* EXERCISE INSTRUCTIONS:
Take every line from the listing below that contains "西北方向".

○ ○ ○ ○

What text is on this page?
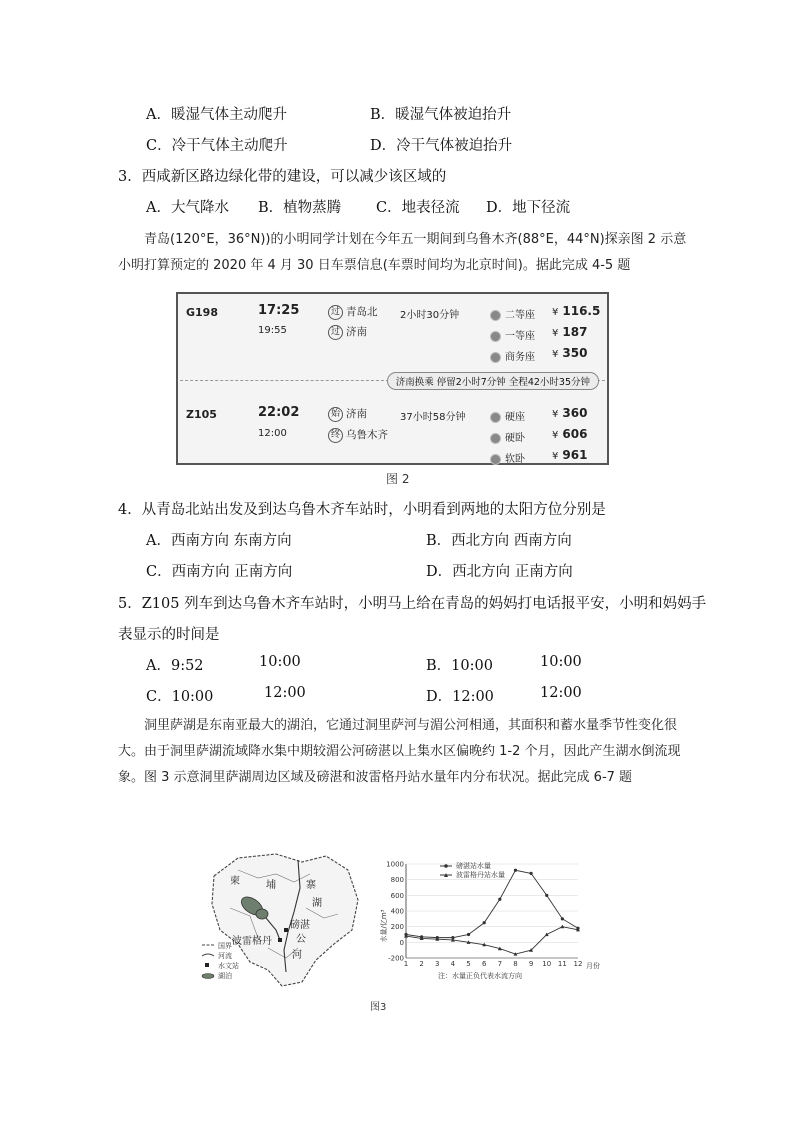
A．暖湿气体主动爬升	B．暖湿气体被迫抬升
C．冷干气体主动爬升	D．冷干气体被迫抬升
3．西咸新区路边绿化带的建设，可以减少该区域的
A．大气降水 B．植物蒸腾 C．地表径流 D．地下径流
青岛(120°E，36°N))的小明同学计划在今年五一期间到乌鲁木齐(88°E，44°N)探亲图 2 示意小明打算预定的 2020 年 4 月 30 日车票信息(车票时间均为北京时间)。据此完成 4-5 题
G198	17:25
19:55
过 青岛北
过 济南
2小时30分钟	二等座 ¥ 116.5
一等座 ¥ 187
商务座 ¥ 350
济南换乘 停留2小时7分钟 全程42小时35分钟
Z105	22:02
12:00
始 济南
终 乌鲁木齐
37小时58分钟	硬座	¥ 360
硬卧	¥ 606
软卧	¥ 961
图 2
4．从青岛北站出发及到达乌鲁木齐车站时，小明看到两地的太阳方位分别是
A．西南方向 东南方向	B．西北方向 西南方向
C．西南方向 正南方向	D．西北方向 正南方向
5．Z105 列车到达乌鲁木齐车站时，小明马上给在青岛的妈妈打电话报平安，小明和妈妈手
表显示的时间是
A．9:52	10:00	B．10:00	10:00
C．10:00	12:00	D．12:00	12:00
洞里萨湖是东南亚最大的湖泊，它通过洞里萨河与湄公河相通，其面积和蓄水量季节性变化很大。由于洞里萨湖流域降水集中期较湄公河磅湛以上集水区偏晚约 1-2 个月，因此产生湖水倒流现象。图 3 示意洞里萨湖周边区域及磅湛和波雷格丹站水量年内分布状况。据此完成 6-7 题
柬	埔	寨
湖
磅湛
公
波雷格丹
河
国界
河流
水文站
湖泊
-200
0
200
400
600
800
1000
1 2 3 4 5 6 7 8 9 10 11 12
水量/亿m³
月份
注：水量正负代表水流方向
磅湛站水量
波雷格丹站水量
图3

○ ○ ○ ○

* ANSWER TO THIS EXERCISE:
A．西南方向 东南方向	B．西北方向 西南方向
C．西南方向 正南方向	D．西北方向 正南方向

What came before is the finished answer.